_Problem statement_: Copy the listing verbatim, excluding any images found in it.

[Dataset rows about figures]
☆ ☆ ☆ ☆ ☆ ☆ ☆
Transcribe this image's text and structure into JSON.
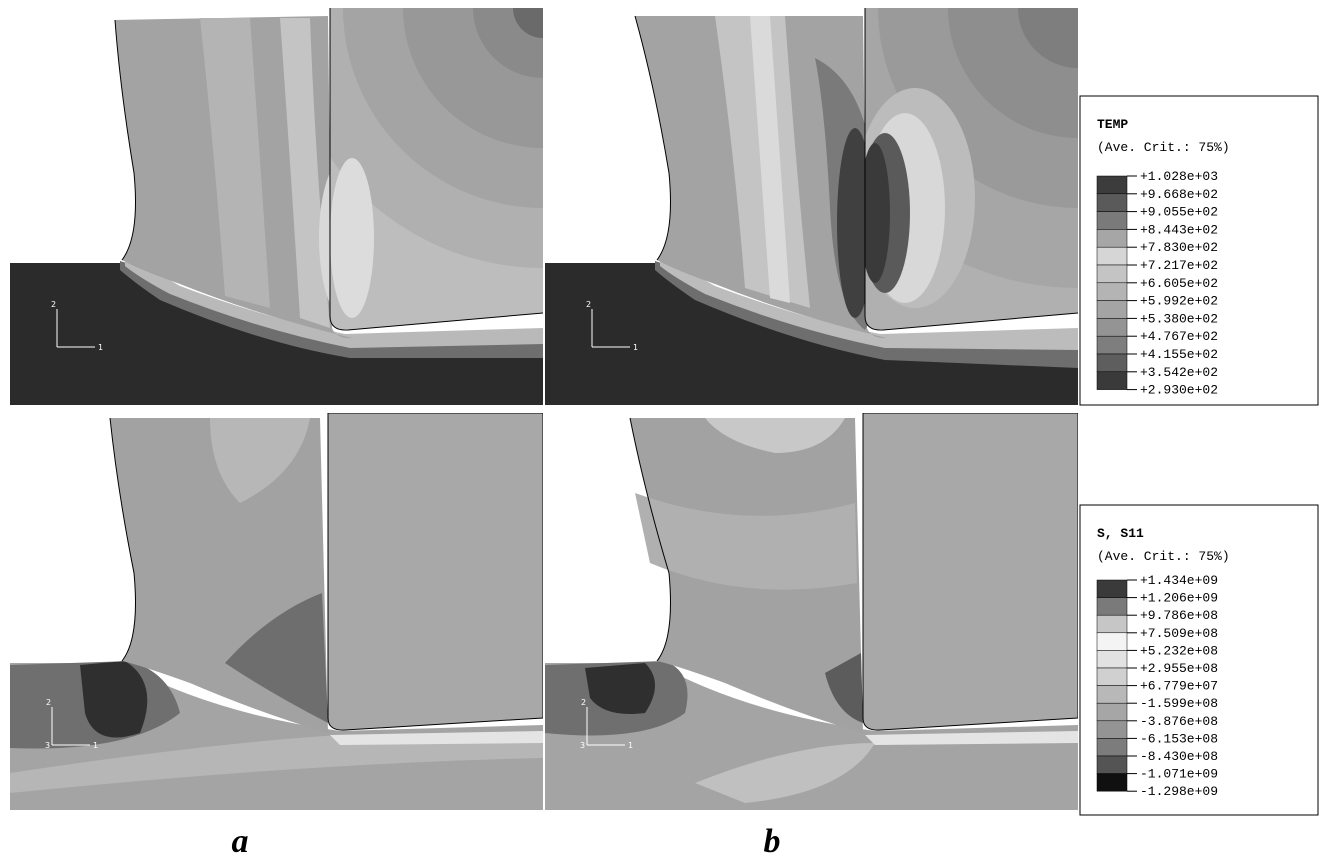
{
  "legends": [
    {
      "title": "TEMP",
      "subtitle": "(Ave. Crit.: 75%)",
      "values": [
        "+1.028e+03",
        "+9.668e+02",
        "+9.055e+02",
        "+8.443e+02",
        "+7.830e+02",
        "+7.217e+02",
        "+6.605e+02",
        "+5.992e+02",
        "+5.380e+02",
        "+4.767e+02",
        "+4.155e+02",
        "+3.542e+02",
        "+2.930e+02"
      ]
    },
    {
      "title": "S, S11",
      "subtitle": "(Ave. Crit.: 75%)",
      "values": [
        "+1.434e+09",
        "+1.206e+09",
        "+9.786e+08",
        "+7.509e+08",
        "+5.232e+08",
        "+2.955e+08",
        "+6.779e+07",
        "-1.599e+08",
        "-3.876e+08",
        "-6.153e+08",
        "-8.430e+08",
        "-1.071e+09",
        "-1.298e+09"
      ]
    }
  ],
  "panels": [
    {
      "label": "a"
    },
    {
      "label": "b"
    }
  ],
  "triads": [
    {
      "labels": [
        "2",
        "1"
      ]
    },
    {
      "labels": [
        "2",
        "1"
      ]
    },
    {
      "labels": [
        "2",
        "3",
        "1"
      ]
    },
    {
      "labels": [
        "2",
        "3",
        "1"
      ]
    }
  ]
}
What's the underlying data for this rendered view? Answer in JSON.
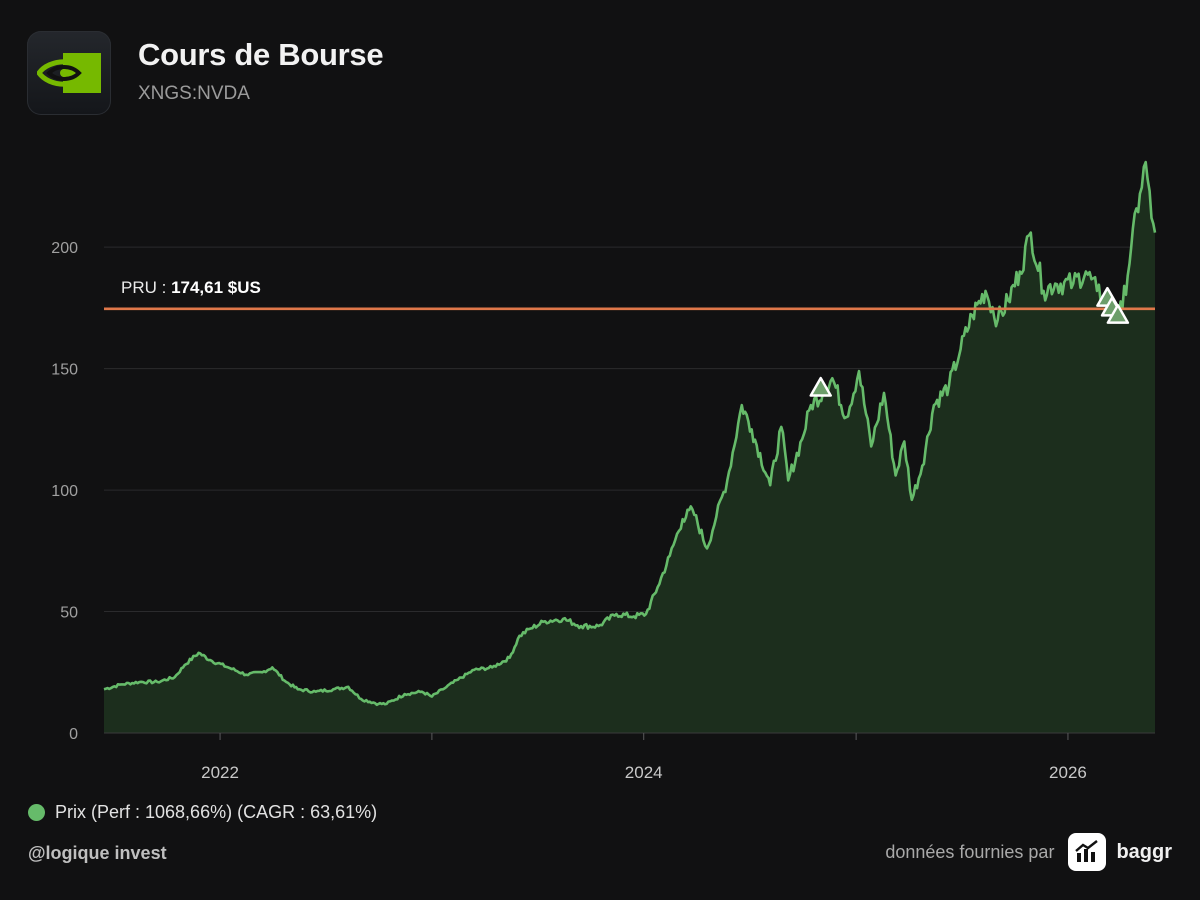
{
  "header": {
    "title": "Cours de Bourse",
    "ticker": "XNGS:NVDA",
    "logo_icon": "nvidia-eye-icon"
  },
  "legend": {
    "label": "Prix (Perf : 1068,66%) (CAGR : 63,61%)",
    "color": "#66bb6a"
  },
  "footer": {
    "handle": "@logique invest",
    "source_text": "données fournies par",
    "brand": "baggr",
    "brand_icon": "bar-chart-trend-icon"
  },
  "chart_data": {
    "type": "area",
    "title": "Cours de Bourse",
    "xlabel": "",
    "ylabel": "",
    "ylim": [
      0,
      240
    ],
    "xlim": [
      "2021-06-15",
      "2026-05-31"
    ],
    "y_ticks": [
      0,
      50,
      100,
      150,
      200
    ],
    "x_tick_labels": [
      "2022",
      "2024",
      "2026"
    ],
    "grid": true,
    "reference_line": {
      "label": "PRU",
      "value": 174.61,
      "value_text": "174,61 $US",
      "color": "#e0784a"
    },
    "line_color": "#66bb6a",
    "fill_color": "#1c2e1d",
    "series": [
      {
        "name": "Prix",
        "points": [
          [
            "2021-06-15",
            18
          ],
          [
            "2021-07-15",
            20
          ],
          [
            "2021-08-15",
            21
          ],
          [
            "2021-09-15",
            21
          ],
          [
            "2021-10-15",
            23
          ],
          [
            "2021-11-01",
            28
          ],
          [
            "2021-11-25",
            33
          ],
          [
            "2021-12-15",
            30
          ],
          [
            "2022-01-15",
            27
          ],
          [
            "2022-02-15",
            24
          ],
          [
            "2022-03-15",
            25
          ],
          [
            "2022-04-01",
            27
          ],
          [
            "2022-04-25",
            21
          ],
          [
            "2022-05-15",
            18
          ],
          [
            "2022-06-15",
            17
          ],
          [
            "2022-07-15",
            18
          ],
          [
            "2022-08-10",
            19
          ],
          [
            "2022-09-01",
            14
          ],
          [
            "2022-10-01",
            12
          ],
          [
            "2022-10-15",
            12
          ],
          [
            "2022-11-15",
            16
          ],
          [
            "2022-12-15",
            17
          ],
          [
            "2023-01-01",
            15
          ],
          [
            "2023-01-20",
            18
          ],
          [
            "2023-02-15",
            22
          ],
          [
            "2023-03-15",
            26
          ],
          [
            "2023-04-15",
            27
          ],
          [
            "2023-05-15",
            31
          ],
          [
            "2023-06-01",
            40
          ],
          [
            "2023-06-20",
            43
          ],
          [
            "2023-07-15",
            46
          ],
          [
            "2023-08-15",
            47
          ],
          [
            "2023-09-15",
            44
          ],
          [
            "2023-10-15",
            44
          ],
          [
            "2023-11-15",
            49
          ],
          [
            "2023-12-15",
            48
          ],
          [
            "2024-01-05",
            49
          ],
          [
            "2024-01-25",
            60
          ],
          [
            "2024-02-15",
            73
          ],
          [
            "2024-03-08",
            88
          ],
          [
            "2024-03-25",
            92
          ],
          [
            "2024-04-19",
            76
          ],
          [
            "2024-05-05",
            89
          ],
          [
            "2024-05-24",
            104
          ],
          [
            "2024-06-18",
            135
          ],
          [
            "2024-07-05",
            125
          ],
          [
            "2024-08-06",
            102
          ],
          [
            "2024-08-25",
            126
          ],
          [
            "2024-09-06",
            104
          ],
          [
            "2024-09-30",
            121
          ],
          [
            "2024-10-15",
            135
          ],
          [
            "2024-11-05",
            140
          ],
          [
            "2024-11-21",
            146
          ],
          [
            "2024-12-15",
            130
          ],
          [
            "2025-01-06",
            149
          ],
          [
            "2025-01-27",
            118
          ],
          [
            "2025-02-18",
            140
          ],
          [
            "2025-03-10",
            106
          ],
          [
            "2025-03-25",
            120
          ],
          [
            "2025-04-07",
            96
          ],
          [
            "2025-04-25",
            110
          ],
          [
            "2025-05-15",
            135
          ],
          [
            "2025-06-10",
            143
          ],
          [
            "2025-06-30",
            158
          ],
          [
            "2025-07-20",
            172
          ],
          [
            "2025-08-12",
            182
          ],
          [
            "2025-09-02",
            170
          ],
          [
            "2025-09-20",
            178
          ],
          [
            "2025-10-10",
            190
          ],
          [
            "2025-10-29",
            206
          ],
          [
            "2025-11-20",
            182
          ],
          [
            "2025-12-10",
            185
          ],
          [
            "2026-01-10",
            185
          ],
          [
            "2026-02-01",
            190
          ],
          [
            "2026-02-20",
            182
          ],
          [
            "2026-03-05",
            178
          ],
          [
            "2026-03-20",
            170
          ],
          [
            "2026-04-05",
            175
          ],
          [
            "2026-04-20",
            200
          ],
          [
            "2026-05-05",
            222
          ],
          [
            "2026-05-15",
            235
          ],
          [
            "2026-05-25",
            212
          ],
          [
            "2026-05-31",
            206
          ]
        ]
      }
    ],
    "markers": [
      {
        "type": "triangle",
        "date": "2024-11-01",
        "value": 142
      },
      {
        "type": "triangle",
        "date": "2026-03-10",
        "value": 179
      },
      {
        "type": "triangle",
        "date": "2026-03-18",
        "value": 175
      },
      {
        "type": "triangle",
        "date": "2026-03-28",
        "value": 172
      }
    ]
  }
}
☆ ☆ ☆ ☆ ☆ ☆ ☆
_Solved problem_:
Transcribe this image's text and structure into JSON.
{
  "legends": [
    {
      "title": "TEMP",
      "subtitle": "(Ave. Crit.: 75%)",
      "values": [
        "+1.028e+03",
        "+9.668e+02",
        "+9.055e+02",
        "+8.443e+02",
        "+7.830e+02",
        "+7.217e+02",
        "+6.605e+02",
        "+5.992e+02",
        "+5.380e+02",
        "+4.767e+02",
        "+4.155e+02",
        "+3.542e+02",
        "+2.930e+02"
      ]
    },
    {
      "title": "S, S11",
      "subtitle": "(Ave. Crit.: 75%)",
      "values": [
        "+1.434e+09",
        "+1.206e+09",
        "+9.786e+08",
        "+7.509e+08",
        "+5.232e+08",
        "+2.955e+08",
        "+6.779e+07",
        "-1.599e+08",
        "-3.876e+08",
        "-6.153e+08",
        "-8.430e+08",
        "-1.071e+09",
        "-1.298e+09"
      ]
    }
  ],
  "panels": [
    {
      "label": "a"
    },
    {
      "label": "b"
    }
  ],
  "triads": [
    {
      "labels": [
        "2",
        "1"
      ]
    },
    {
      "labels": [
        "2",
        "1"
      ]
    },
    {
      "labels": [
        "2",
        "3",
        "1"
      ]
    },
    {
      "labels": [
        "2",
        "3",
        "1"
      ]
    }
  ]
}
What's the underlying data for this rendered view? Answer in JSON.
{
  "header": {
    "title": "Cours de Bourse",
    "ticker": "XNGS:NVDA",
    "logo_icon": "nvidia-eye-icon"
  },
  "legend": {
    "label": "Prix (Perf : 1068,66%) (CAGR : 63,61%)",
    "color": "#66bb6a"
  },
  "footer": {
    "handle": "@logique invest",
    "source_text": "données fournies par",
    "brand": "baggr",
    "brand_icon": "bar-chart-trend-icon"
  },
  "chart_data": {
    "type": "area",
    "title": "Cours de Bourse",
    "xlabel": "",
    "ylabel": "",
    "ylim": [
      0,
      240
    ],
    "xlim": [
      "2021-06-15",
      "2026-05-31"
    ],
    "y_ticks": [
      0,
      50,
      100,
      150,
      200
    ],
    "x_tick_labels": [
      "2022",
      "2024",
      "2026"
    ],
    "grid": true,
    "reference_line": {
      "label": "PRU",
      "value": 174.61,
      "value_text": "174,61 $US",
      "color": "#e0784a"
    },
    "line_color": "#66bb6a",
    "fill_color": "#1c2e1d",
    "series": [
      {
        "name": "Prix",
        "points": [
          [
            "2021-06-15",
            18
          ],
          [
            "2021-07-15",
            20
          ],
          [
            "2021-08-15",
            21
          ],
          [
            "2021-09-15",
            21
          ],
          [
            "2021-10-15",
            23
          ],
          [
            "2021-11-01",
            28
          ],
          [
            "2021-11-25",
            33
          ],
          [
            "2021-12-15",
            30
          ],
          [
            "2022-01-15",
            27
          ],
          [
            "2022-02-15",
            24
          ],
          [
            "2022-03-15",
            25
          ],
          [
            "2022-04-01",
            27
          ],
          [
            "2022-04-25",
            21
          ],
          [
            "2022-05-15",
            18
          ],
          [
            "2022-06-15",
            17
          ],
          [
            "2022-07-15",
            18
          ],
          [
            "2022-08-10",
            19
          ],
          [
            "2022-09-01",
            14
          ],
          [
            "2022-10-01",
            12
          ],
          [
            "2022-10-15",
            12
          ],
          [
            "2022-11-15",
            16
          ],
          [
            "2022-12-15",
            17
          ],
          [
            "2023-01-01",
            15
          ],
          [
            "2023-01-20",
            18
          ],
          [
            "2023-02-15",
            22
          ],
          [
            "2023-03-15",
            26
          ],
          [
            "2023-04-15",
            27
          ],
          [
            "2023-05-15",
            31
          ],
          [
            "2023-06-01",
            40
          ],
          [
            "2023-06-20",
            43
          ],
          [
            "2023-07-15",
            46
          ],
          [
            "2023-08-15",
            47
          ],
          [
            "2023-09-15",
            44
          ],
          [
            "2023-10-15",
            44
          ],
          [
            "2023-11-15",
            49
          ],
          [
            "2023-12-15",
            48
          ],
          [
            "2024-01-05",
            49
          ],
          [
            "2024-01-25",
            60
          ],
          [
            "2024-02-15",
            73
          ],
          [
            "2024-03-08",
            88
          ],
          [
            "2024-03-25",
            92
          ],
          [
            "2024-04-19",
            76
          ],
          [
            "2024-05-05",
            89
          ],
          [
            "2024-05-24",
            104
          ],
          [
            "2024-06-18",
            135
          ],
          [
            "2024-07-05",
            125
          ],
          [
            "2024-08-06",
            102
          ],
          [
            "2024-08-25",
            126
          ],
          [
            "2024-09-06",
            104
          ],
          [
            "2024-09-30",
            121
          ],
          [
            "2024-10-15",
            135
          ],
          [
            "2024-11-05",
            140
          ],
          [
            "2024-11-21",
            146
          ],
          [
            "2024-12-15",
            130
          ],
          [
            "2025-01-06",
            149
          ],
          [
            "2025-01-27",
            118
          ],
          [
            "2025-02-18",
            140
          ],
          [
            "2025-03-10",
            106
          ],
          [
            "2025-03-25",
            120
          ],
          [
            "2025-04-07",
            96
          ],
          [
            "2025-04-25",
            110
          ],
          [
            "2025-05-15",
            135
          ],
          [
            "2025-06-10",
            143
          ],
          [
            "2025-06-30",
            158
          ],
          [
            "2025-07-20",
            172
          ],
          [
            "2025-08-12",
            182
          ],
          [
            "2025-09-02",
            170
          ],
          [
            "2025-09-20",
            178
          ],
          [
            "2025-10-10",
            190
          ],
          [
            "2025-10-29",
            206
          ],
          [
            "2025-11-20",
            182
          ],
          [
            "2025-12-10",
            185
          ],
          [
            "2026-01-10",
            185
          ],
          [
            "2026-02-01",
            190
          ],
          [
            "2026-02-20",
            182
          ],
          [
            "2026-03-05",
            178
          ],
          [
            "2026-03-20",
            170
          ],
          [
            "2026-04-05",
            175
          ],
          [
            "2026-04-20",
            200
          ],
          [
            "2026-05-05",
            222
          ],
          [
            "2026-05-15",
            235
          ],
          [
            "2026-05-25",
            212
          ],
          [
            "2026-05-31",
            206
          ]
        ]
      }
    ],
    "markers": [
      {
        "type": "triangle",
        "date": "2024-11-01",
        "value": 142
      },
      {
        "type": "triangle",
        "date": "2026-03-10",
        "value": 179
      },
      {
        "type": "triangle",
        "date": "2026-03-18",
        "value": 175
      },
      {
        "type": "triangle",
        "date": "2026-03-28",
        "value": 172
      }
    ]
  }
}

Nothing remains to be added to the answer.